[start TEXT TO READ]
Braylin Bennett (center) went onto the track near the finish line to run the last few yards with her dad, Joseph Bennett (left) at the ESi Ironman 70.3. More than 3,000 competitors participated.   MICHAEL HOLAHAN/STAFF
Braylin Bennett (center) went onto the track near the finish line to run the last few yards with her dad, Joseph Bennett (left) at the ESi Ironman 70.3. More than 3,000 competitors participated.

“I feel like I know almost every turn, every curve,” said Kriat, who finished second Sunday, first in 2010 and fifth in 2009.

Kriat has competed in the ESi Ironman 70.3 Augusta all three years, but he’s only one example of how participants and fans keep coming back every year.

Brinsley Thigpen, the Augusta Sports Council’s chief executive officer, said what makes the race such a success is it is fan friendly, especially with this year’s closing of Broad Street from East Boundary to 13th Street for the benefit of both watchers and competitors.

“Our Ironmen and women can bring guests to Augusta and enjoy the city,” Thigpen said. “We heard great feedback from athletes, volunteers and staff. The athletes specifically commented on how nice everyone was and how great the venues are. That’s a testament to the community.”

Thigpen said there will be a debriefing “when the dust settles,” which is when more in-depth discussions will take place about how the event went this year.

Also, though the final decision to possibly expand the number of allowed participants isn’t up to the council, Thigpen said the first goal is to focus on safety and to not expand the event just to say it’s bigger.
[end TEXT TO READ]
[start DATASET CONTENT]
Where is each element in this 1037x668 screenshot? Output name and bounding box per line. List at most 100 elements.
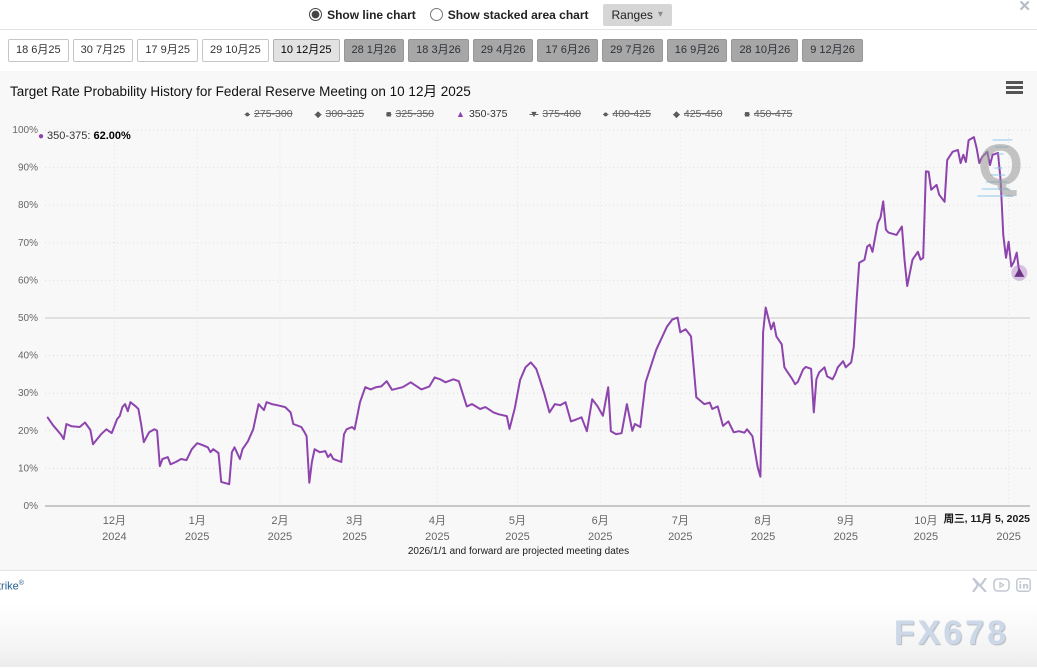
meeting-tab[interactable]: 17 9月25 bbox=[137, 39, 198, 62]
svg-text:30%: 30% bbox=[18, 388, 38, 399]
circle-marker-icon: ● bbox=[245, 109, 250, 119]
svg-text:2025: 2025 bbox=[185, 531, 209, 543]
meeting-tab[interactable]: 29 7月26 bbox=[602, 39, 663, 62]
svg-text:4月: 4月 bbox=[429, 515, 446, 527]
series-hover-name: 350-375: bbox=[47, 130, 90, 142]
chart-title: Target Rate Probability History for Fede… bbox=[10, 80, 471, 100]
svg-text:90%: 90% bbox=[18, 163, 38, 174]
ranges-label: Ranges bbox=[612, 8, 653, 22]
svg-text:70%: 70% bbox=[18, 238, 38, 249]
x-twitter-icon[interactable] bbox=[972, 578, 987, 592]
probability-chart-card: Target Rate Probability History for Fede… bbox=[0, 71, 1037, 571]
svg-text:6月: 6月 bbox=[592, 515, 609, 527]
meeting-tab[interactable]: 9 12月26 bbox=[802, 39, 863, 62]
svg-text:0%: 0% bbox=[24, 501, 39, 512]
svg-text:12月: 12月 bbox=[103, 515, 126, 527]
footer-bar: trike® bbox=[0, 571, 1037, 604]
meeting-tab[interactable]: 18 3月26 bbox=[408, 39, 469, 62]
circle-marker-icon: ● bbox=[603, 109, 608, 119]
svg-text:2025: 2025 bbox=[834, 531, 858, 543]
svg-text:8月: 8月 bbox=[754, 515, 771, 527]
svg-text:7月: 7月 bbox=[672, 515, 689, 527]
legend-label: 325-350 bbox=[395, 108, 434, 120]
diamond-marker-icon: ◆ bbox=[673, 109, 680, 120]
svg-text:2024: 2024 bbox=[102, 531, 126, 543]
show-line-chart-radio[interactable] bbox=[309, 8, 322, 21]
meeting-tab[interactable]: 28 10月26 bbox=[731, 39, 798, 62]
svg-text:2025: 2025 bbox=[505, 531, 529, 543]
svg-text:100%: 100% bbox=[12, 125, 38, 136]
svg-text:40%: 40% bbox=[18, 351, 38, 362]
meeting-tab[interactable]: 29 10月25 bbox=[202, 39, 269, 62]
square-marker-icon: ■ bbox=[744, 109, 749, 119]
svg-text:1月: 1月 bbox=[189, 515, 206, 527]
legend-item[interactable]: ◆ 425-450 bbox=[673, 108, 722, 120]
triangle-marker-icon: ▲ bbox=[456, 109, 465, 119]
quikstrike-brand: trike® bbox=[0, 580, 24, 593]
show-stacked-area-option[interactable]: Show stacked area chart bbox=[430, 8, 589, 22]
meeting-tabs: 18 6月2530 7月2517 9月2529 10月2510 12月2528 … bbox=[0, 30, 1037, 71]
legend-item[interactable]: ▲ 350-375 bbox=[456, 108, 507, 120]
chart-type-toolbar: Show line chart Show stacked area chart … bbox=[0, 0, 1037, 30]
svg-text:50%: 50% bbox=[18, 313, 38, 324]
square-marker-icon: ■ bbox=[386, 109, 391, 119]
page-bottom-strip: FX678 bbox=[0, 604, 1037, 667]
legend-item[interactable]: ■ 450-475 bbox=[744, 108, 792, 120]
svg-text:5月: 5月 bbox=[509, 515, 526, 527]
legend-label: 275-300 bbox=[254, 108, 293, 120]
show-stacked-area-label: Show stacked area chart bbox=[448, 8, 589, 22]
legend-item[interactable]: ● 400-425 bbox=[603, 108, 651, 120]
svg-text:2025: 2025 bbox=[668, 531, 692, 543]
svg-text:2025: 2025 bbox=[342, 531, 366, 543]
legend-item[interactable]: ■ 325-350 bbox=[386, 108, 434, 120]
svg-text:3月: 3月 bbox=[346, 515, 363, 527]
triangle-down-marker-icon: ▼ bbox=[530, 109, 539, 119]
svg-text:2025: 2025 bbox=[425, 531, 449, 543]
legend-label: 300-325 bbox=[326, 108, 365, 120]
legend-label: 450-475 bbox=[754, 108, 793, 120]
chevron-down-icon: ▾ bbox=[658, 10, 663, 20]
fx678-watermark: FX678 bbox=[894, 614, 1009, 653]
chart-legend: ● 275-300 ◆ 300-325 ■ 325-350 ▲ 350-375 ▼375-400… bbox=[0, 108, 1037, 120]
ranges-dropdown[interactable]: Ranges ▾ bbox=[603, 4, 672, 26]
svg-text:10月: 10月 bbox=[914, 515, 937, 527]
svg-text:2025: 2025 bbox=[751, 531, 775, 543]
svg-text:2025: 2025 bbox=[588, 531, 612, 543]
svg-text:2025: 2025 bbox=[996, 531, 1020, 543]
meeting-tab[interactable]: 28 1月26 bbox=[344, 39, 405, 62]
legend-item[interactable]: ● 275-300 bbox=[245, 108, 293, 120]
meeting-tab[interactable]: 16 9月26 bbox=[667, 39, 728, 62]
svg-text:2025: 2025 bbox=[914, 531, 938, 543]
close-icon[interactable]: ✕ bbox=[1018, 0, 1031, 16]
show-stacked-area-radio[interactable] bbox=[430, 8, 443, 21]
svg-text:2月: 2月 bbox=[271, 515, 288, 527]
legend-label: 350-375 bbox=[469, 108, 508, 120]
legend-item[interactable]: ▼375-400 bbox=[530, 108, 581, 120]
show-line-chart-label: Show line chart bbox=[327, 8, 416, 22]
svg-text:9月: 9月 bbox=[837, 515, 854, 527]
svg-text:2025: 2025 bbox=[268, 531, 292, 543]
series-hover-value: 62.00% bbox=[93, 130, 130, 142]
meeting-tab[interactable]: 30 7月25 bbox=[73, 39, 134, 62]
legend-label: 375-400 bbox=[542, 108, 581, 120]
svg-text:20%: 20% bbox=[18, 426, 38, 437]
svg-text:10%: 10% bbox=[18, 463, 38, 474]
chart-menu-icon[interactable] bbox=[1006, 81, 1023, 96]
meeting-tab[interactable]: 18 6月25 bbox=[8, 39, 69, 62]
meeting-tab[interactable]: 29 4月26 bbox=[473, 39, 534, 62]
show-line-chart-option[interactable]: Show line chart bbox=[309, 8, 416, 22]
series-dot-icon: ● bbox=[38, 131, 44, 142]
linkedin-icon[interactable] bbox=[1016, 578, 1031, 592]
youtube-icon[interactable] bbox=[993, 578, 1010, 592]
diamond-marker-icon: ◆ bbox=[315, 109, 322, 120]
legend-label: 400-425 bbox=[612, 108, 651, 120]
svg-text:周三, 11月 5, 2025: 周三, 11月 5, 2025 bbox=[944, 513, 1031, 525]
svg-text:80%: 80% bbox=[18, 200, 38, 211]
meeting-tab[interactable]: 17 6月26 bbox=[537, 39, 598, 62]
legend-label: 425-450 bbox=[684, 108, 723, 120]
legend-item[interactable]: ◆ 300-325 bbox=[315, 108, 364, 120]
probability-line-chart[interactable]: 0% 10% 20% 30% 40% 50% 60% 70% 80% 90% 100% 12月 2024… bbox=[0, 124, 1037, 554]
svg-text:60%: 60% bbox=[18, 275, 38, 286]
meeting-tab[interactable]: 10 12月25 bbox=[273, 39, 340, 62]
series-hover-label: ● 350-375: 62.00% bbox=[38, 130, 131, 142]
[end DATASET CONTENT]
* WHAT YOU NEED TO DO *
Could you continue the article about the ESi Ironman 70.3 Augusta, picking up right after its final sentence?

* ANSWER FOR THE TASK *
The sports council and World Triathlon Corp. announced in August that the event would be held in Augusta through 2014.

Though many have set their sights on returning for next year’s ESi Ironman 70.3 Augusta, there is a busy slate of races until next year.

Kriat is looking at competing at the Rohto Ironman 70.3 Miami on Oct. 30, though the big one is the 2012 Ironman 70.3 World Championship, which will be held next September in Las Vegas. Sunday’s ESi Ironman 70.3 Augusta, separated by almost a year from the 2012 Ironman 70.3 World Championship, was one of the qualifying races.

Emma-Kate Lidbury, Augusta’s women’s champion on Sunday, took a four-minute bike penalty at this year’s Ironman 70.3 World Championship.

But on her visit to Augusta, Lidbury captured the city’s title for her third 70.3 win this year.

“There’s so much crowd support everywhere,” Lidbury said. “It feels like the whole town is behind it.”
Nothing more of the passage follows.